-- Supplied passage follows --

The Edsel Villager is a station wagon that was produced and sold by Edsel from 1958 to 1960. Introduced using the narrower Ford station wagon body, the Villager was a divisional counterpart of the Ford Country Sedan. As the Edsel Ranger was derived from the Ford Fairlane, the Villager shared much of its body stampings with the Country Sedan wagon.

Alongside the Ranger, the Villager was the only nameplate to survive Edsel's entire three-year lifespan as a Ford automobile brand. As with nearly every other Edsel nameplate, the Villager name saw further use in automotive production.

In addition to Louisville Assembly (the primary source of Edsels), the Villager was also assembled by Mahwah Assembly (Mahwah, New Jersey) and San Jose Assembly.

-- Supplied passage concluded --
-- Dataset content follows --

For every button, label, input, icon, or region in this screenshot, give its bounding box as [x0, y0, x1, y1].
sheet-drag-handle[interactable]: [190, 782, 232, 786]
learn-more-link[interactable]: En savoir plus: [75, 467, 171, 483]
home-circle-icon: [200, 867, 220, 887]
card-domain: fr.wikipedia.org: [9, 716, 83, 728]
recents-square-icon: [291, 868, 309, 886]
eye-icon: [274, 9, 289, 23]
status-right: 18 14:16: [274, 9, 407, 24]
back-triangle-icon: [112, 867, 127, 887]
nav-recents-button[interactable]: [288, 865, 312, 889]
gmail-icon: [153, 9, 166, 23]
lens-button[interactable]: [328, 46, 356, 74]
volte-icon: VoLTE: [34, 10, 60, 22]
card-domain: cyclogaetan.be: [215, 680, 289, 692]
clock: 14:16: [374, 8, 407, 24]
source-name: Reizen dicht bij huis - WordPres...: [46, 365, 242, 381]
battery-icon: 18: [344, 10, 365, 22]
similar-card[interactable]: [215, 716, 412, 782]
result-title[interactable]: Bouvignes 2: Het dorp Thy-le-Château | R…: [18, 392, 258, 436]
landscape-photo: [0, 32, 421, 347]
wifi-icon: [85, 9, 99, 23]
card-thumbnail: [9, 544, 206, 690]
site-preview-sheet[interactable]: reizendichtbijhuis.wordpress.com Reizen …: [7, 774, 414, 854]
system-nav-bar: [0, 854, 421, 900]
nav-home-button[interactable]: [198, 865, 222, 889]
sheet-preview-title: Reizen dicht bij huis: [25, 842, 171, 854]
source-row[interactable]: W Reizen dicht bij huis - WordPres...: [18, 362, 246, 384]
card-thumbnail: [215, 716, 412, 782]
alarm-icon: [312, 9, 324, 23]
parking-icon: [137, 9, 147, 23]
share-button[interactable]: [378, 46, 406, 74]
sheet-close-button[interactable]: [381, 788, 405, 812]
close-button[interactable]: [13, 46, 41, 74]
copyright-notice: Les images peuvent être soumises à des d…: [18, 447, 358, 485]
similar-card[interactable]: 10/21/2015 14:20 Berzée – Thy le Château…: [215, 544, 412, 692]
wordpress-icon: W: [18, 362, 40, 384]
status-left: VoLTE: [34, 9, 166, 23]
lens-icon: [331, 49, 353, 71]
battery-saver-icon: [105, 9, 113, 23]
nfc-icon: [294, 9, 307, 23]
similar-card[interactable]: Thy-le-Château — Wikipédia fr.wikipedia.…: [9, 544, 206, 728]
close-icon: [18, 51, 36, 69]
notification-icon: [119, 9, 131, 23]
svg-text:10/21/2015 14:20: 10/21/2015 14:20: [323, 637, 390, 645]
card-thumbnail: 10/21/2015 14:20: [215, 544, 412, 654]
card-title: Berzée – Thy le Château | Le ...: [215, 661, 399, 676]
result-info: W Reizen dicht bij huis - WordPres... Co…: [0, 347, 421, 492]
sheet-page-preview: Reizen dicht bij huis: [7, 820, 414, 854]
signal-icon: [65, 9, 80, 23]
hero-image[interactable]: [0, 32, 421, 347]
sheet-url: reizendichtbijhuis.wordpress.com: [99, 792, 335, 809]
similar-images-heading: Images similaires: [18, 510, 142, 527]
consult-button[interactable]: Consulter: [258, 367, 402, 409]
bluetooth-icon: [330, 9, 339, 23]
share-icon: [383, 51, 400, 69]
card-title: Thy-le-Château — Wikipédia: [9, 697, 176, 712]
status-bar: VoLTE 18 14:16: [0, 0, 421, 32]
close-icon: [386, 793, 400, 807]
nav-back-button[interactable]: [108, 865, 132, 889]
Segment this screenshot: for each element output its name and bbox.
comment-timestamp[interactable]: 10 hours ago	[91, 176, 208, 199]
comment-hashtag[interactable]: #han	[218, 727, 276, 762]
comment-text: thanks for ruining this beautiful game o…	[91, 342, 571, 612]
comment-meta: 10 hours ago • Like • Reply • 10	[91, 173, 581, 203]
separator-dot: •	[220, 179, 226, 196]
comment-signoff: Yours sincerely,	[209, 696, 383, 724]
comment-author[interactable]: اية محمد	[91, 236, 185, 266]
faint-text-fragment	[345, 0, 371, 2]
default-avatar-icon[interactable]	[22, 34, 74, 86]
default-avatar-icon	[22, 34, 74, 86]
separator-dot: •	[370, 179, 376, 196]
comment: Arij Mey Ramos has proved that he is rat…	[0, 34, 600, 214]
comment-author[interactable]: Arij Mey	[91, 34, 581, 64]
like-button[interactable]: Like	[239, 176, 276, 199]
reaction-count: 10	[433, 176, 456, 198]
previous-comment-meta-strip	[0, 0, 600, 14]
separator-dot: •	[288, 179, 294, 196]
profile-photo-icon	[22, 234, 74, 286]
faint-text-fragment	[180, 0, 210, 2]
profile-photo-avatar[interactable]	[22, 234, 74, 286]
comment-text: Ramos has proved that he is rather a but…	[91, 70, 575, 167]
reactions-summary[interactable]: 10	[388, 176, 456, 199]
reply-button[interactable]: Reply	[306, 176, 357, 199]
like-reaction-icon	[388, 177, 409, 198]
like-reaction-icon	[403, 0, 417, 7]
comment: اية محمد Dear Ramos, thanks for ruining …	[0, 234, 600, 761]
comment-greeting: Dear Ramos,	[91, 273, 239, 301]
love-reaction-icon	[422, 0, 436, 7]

-- Dataset content concluded --

[Work item A] Could you repeat the Edsel Villager passage word for word, from "The Edsel Villager" to "Country Sedan wagon."?
[Work item B] How would you go on with the piece on the Edsel Villager station wagon, picking up after its final sentence?

[Response A]
The Edsel Villager is a station wagon that was produced and sold by Edsel from 1958 to 1960. Introduced using the narrower Ford station wagon body, the Villager was a divisional counterpart of the Ford Country Sedan. As the Edsel Ranger was derived from the Ford Fairlane, the Villager shared much of its body stampings with the Country Sedan wagon.

[Response B]
== Model overview ==
For its introduction, the Villager represented the intermediate Edsel station wagon offering; for much of its development, Ford originally had planned on using the Caravan nameplate. Slotted between the two-door Roundup and the premium Bermuda, the Villager was marketed only with a four-door body; six-passenger and nine-passenger versions were offered.

With Edsel wagons matched to Ford-based Edsel sedans (on a 116-inch station wagon wheelbase), the Villager was a counterpart of the Edsel Ranger, sharing its interior and exterior appointments. Like all other Edsel wagons, the Villager came with a two-piece tailgate. Seat belts were optional.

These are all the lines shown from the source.